● **STATED EXERCISE**:
Work out the number of lines with the word "الموقع" in the material below, then reply with that number only.

[Records]
------------------------------

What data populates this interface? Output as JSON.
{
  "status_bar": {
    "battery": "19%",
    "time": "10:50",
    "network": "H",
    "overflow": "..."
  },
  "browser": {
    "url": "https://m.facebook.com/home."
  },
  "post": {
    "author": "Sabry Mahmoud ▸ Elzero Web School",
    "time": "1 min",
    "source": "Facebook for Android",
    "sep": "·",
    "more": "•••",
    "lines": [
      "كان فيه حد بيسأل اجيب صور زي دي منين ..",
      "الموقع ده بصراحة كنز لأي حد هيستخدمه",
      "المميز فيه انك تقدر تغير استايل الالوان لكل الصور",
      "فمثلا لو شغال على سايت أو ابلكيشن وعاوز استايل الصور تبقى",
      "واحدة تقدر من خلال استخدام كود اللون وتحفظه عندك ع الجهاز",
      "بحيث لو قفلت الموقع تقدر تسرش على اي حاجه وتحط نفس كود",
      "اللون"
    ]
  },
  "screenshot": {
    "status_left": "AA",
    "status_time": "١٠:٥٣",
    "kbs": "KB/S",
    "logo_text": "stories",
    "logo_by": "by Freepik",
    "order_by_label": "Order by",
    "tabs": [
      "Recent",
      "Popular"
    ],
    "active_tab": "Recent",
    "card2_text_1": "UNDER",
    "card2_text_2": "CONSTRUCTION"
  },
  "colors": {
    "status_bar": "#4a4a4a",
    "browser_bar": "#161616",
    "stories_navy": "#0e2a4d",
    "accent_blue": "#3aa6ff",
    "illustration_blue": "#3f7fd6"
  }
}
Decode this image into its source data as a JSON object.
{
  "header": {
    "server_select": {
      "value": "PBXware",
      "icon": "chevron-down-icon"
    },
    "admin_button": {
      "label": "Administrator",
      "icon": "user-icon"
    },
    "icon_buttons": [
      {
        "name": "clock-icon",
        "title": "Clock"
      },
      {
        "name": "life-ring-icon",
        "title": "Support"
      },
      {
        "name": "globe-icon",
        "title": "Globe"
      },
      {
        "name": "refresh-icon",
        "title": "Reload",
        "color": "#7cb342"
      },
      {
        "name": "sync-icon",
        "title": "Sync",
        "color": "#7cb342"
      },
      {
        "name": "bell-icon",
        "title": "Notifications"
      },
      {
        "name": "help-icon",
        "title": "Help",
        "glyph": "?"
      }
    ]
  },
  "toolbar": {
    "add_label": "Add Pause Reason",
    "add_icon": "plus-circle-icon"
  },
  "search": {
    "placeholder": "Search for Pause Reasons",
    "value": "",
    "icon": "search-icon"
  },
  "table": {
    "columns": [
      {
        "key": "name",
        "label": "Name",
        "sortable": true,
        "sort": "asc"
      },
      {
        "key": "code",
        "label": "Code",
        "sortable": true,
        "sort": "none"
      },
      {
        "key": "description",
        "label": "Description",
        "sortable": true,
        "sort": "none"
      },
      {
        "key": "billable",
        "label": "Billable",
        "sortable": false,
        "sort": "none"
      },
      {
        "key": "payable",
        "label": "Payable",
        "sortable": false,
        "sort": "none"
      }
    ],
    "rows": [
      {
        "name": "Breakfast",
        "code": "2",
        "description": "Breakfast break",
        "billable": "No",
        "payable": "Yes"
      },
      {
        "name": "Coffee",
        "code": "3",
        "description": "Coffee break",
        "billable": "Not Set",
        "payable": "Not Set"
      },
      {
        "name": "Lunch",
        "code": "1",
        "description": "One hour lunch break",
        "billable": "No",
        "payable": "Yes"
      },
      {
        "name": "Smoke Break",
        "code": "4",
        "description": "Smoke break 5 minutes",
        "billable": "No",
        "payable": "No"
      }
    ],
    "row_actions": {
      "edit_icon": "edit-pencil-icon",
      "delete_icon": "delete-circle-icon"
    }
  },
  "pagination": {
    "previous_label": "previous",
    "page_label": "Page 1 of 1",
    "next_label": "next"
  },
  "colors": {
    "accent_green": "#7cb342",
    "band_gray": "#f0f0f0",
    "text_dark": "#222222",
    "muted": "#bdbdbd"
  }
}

------------------------------

● **OUTPUT**:
2